**Task to carry out**
Repeat all of the material below exactly as written, images excluded.

[Start of Rows]

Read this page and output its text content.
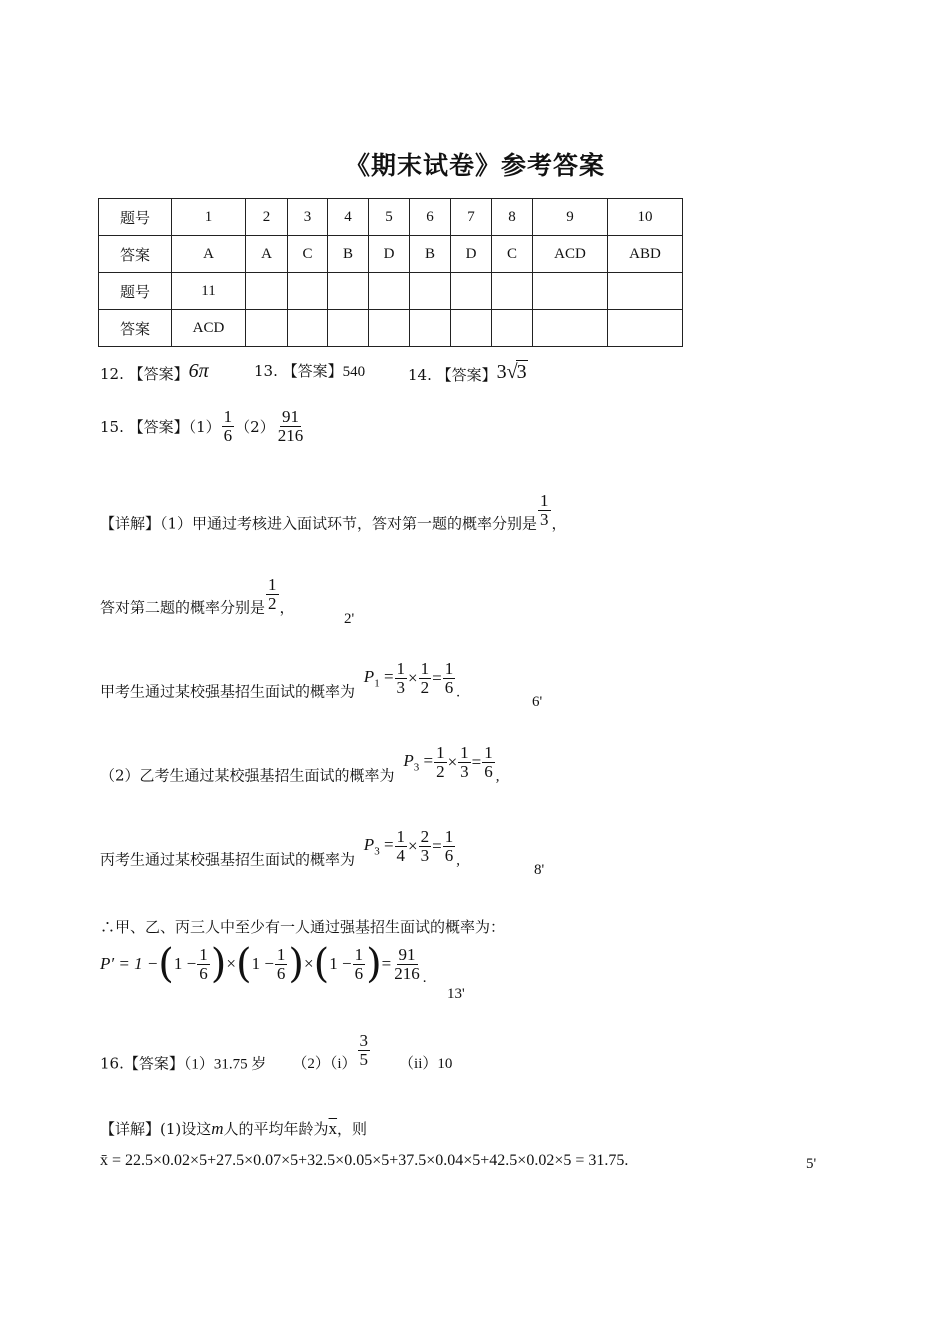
《期末试卷》参考答案
题号	1	2	3	4	5	6	7	8	9	10
答案	A	A	C	B	D	B	D	C	ACD	ABD
题号	11									
答案	ACD									
12. 【答案】6π	13. 【答案】540	14. 【答案】3√3
15. 【答案】$(1) \frac{1}{6} (2) \frac{91}{216}$
【详解】（1）甲通过考核进入面试环节，答对第一题的概率分别是 $\frac{1}{3}$ ，
答对第二题的概率分别是 $\frac{1}{2}$ ，
2'
甲考生通过某校强基招生面试的概率为 $P_1 = \frac{1}{3} \times \frac{1}{2} = \frac{1}{6}$ .
6'
（2）乙考生通过某校强基招生面试的概率为 $P_3 = \frac{1}{2} \times \frac{1}{3} = \frac{1}{6}$ ,
丙考生通过某校强基招生面试的概率为 $P_3 = \frac{1}{4} \times \frac{2}{3} = \frac{1}{6}$ ,
8'
∴甲、乙、丙三人中至少有一人通过强基招生面试的概率为：
$P' = 1 -(1 - \frac{1}{6} )\times(1 - \frac{1}{6} )\times(1 - \frac{1}{6}$ )= $\frac{91}{216}$ .
13'
16.【答案】（1）31.75 岁 $(2)(i) \frac{3}{5} (ii)10$
【详解】(1)设这m人的平均年龄为$\overline{x}$，则
x̄ = 22.5×0.02×5+27.5×0.07×5+32.5×0.05×5+37.5×0.04×5+42.5×0.02×5 = 31.75.	5'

[End of Rows]

**Output below**
Read this page and output its text content.
《期末试卷》参考答案
题号	1	2	3	4	5	6	7	8	9	10
答案	A	A	C	B	D	B	D	C	ACD	ABD
题号	11									
答案	ACD									
12. 【答案】6π	13. 【答案】540	14. 【答案】3√3
15. 【答案】$(1) \frac{1}{6} (2) \frac{91}{216}$
【详解】（1）甲通过考核进入面试环节，答对第一题的概率分别是 $\frac{1}{3}$ ，
答对第二题的概率分别是 $\frac{1}{2}$ ，
2'
甲考生通过某校强基招生面试的概率为 $P_1 = \frac{1}{3} \times \frac{1}{2} = \frac{1}{6}$ .
6'
（2）乙考生通过某校强基招生面试的概率为 $P_3 = \frac{1}{2} \times \frac{1}{3} = \frac{1}{6}$ ,
丙考生通过某校强基招生面试的概率为 $P_3 = \frac{1}{4} \times \frac{2}{3} = \frac{1}{6}$ ,
8'
∴甲、乙、丙三人中至少有一人通过强基招生面试的概率为：
$P' = 1 -(1 - \frac{1}{6} )\times(1 - \frac{1}{6} )\times(1 - \frac{1}{6}$ )= $\frac{91}{216}$ .
13'
16.【答案】（1）31.75 岁 $(2)(i) \frac{3}{5} (ii)10$
【详解】(1)设这m人的平均年龄为$\overline{x}$，则
x̄ = 22.5×0.02×5+27.5×0.07×5+32.5×0.05×5+37.5×0.04×5+42.5×0.02×5 = 31.75.	5'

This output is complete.